>> Start Data for processing

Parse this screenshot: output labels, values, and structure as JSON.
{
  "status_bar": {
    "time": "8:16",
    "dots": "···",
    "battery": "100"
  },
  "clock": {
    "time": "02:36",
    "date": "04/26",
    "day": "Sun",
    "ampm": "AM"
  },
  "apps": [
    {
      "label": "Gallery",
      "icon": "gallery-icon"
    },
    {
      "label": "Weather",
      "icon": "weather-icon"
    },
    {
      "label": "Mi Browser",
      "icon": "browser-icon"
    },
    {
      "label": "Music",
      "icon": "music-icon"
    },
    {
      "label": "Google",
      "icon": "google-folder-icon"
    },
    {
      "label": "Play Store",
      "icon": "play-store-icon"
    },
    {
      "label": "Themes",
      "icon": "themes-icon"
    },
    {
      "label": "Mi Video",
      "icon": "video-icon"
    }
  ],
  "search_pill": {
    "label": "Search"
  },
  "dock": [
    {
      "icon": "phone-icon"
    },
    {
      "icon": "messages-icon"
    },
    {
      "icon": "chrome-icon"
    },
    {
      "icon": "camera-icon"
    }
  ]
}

>> End Data for processing

◆ What is asked
Retype all of the material, keeping each line exact.

◆ Problem solution
Parse this screenshot: output labels, values, and structure as JSON.
{
  "status_bar": {
    "time": "8:16",
    "dots": "···",
    "battery": "100"
  },
  "clock": {
    "time": "02:36",
    "date": "04/26",
    "day": "Sun",
    "ampm": "AM"
  },
  "apps": [
    {
      "label": "Gallery",
      "icon": "gallery-icon"
    },
    {
      "label": "Weather",
      "icon": "weather-icon"
    },
    {
      "label": "Mi Browser",
      "icon": "browser-icon"
    },
    {
      "label": "Music",
      "icon": "music-icon"
    },
    {
      "label": "Google",
      "icon": "google-folder-icon"
    },
    {
      "label": "Play Store",
      "icon": "play-store-icon"
    },
    {
      "label": "Themes",
      "icon": "themes-icon"
    },
    {
      "label": "Mi Video",
      "icon": "video-icon"
    }
  ],
  "search_pill": {
    "label": "Search"
  },
  "dock": [
    {
      "icon": "phone-icon"
    },
    {
      "icon": "messages-icon"
    },
    {
      "icon": "chrome-icon"
    },
    {
      "icon": "camera-icon"
    }
  ]
}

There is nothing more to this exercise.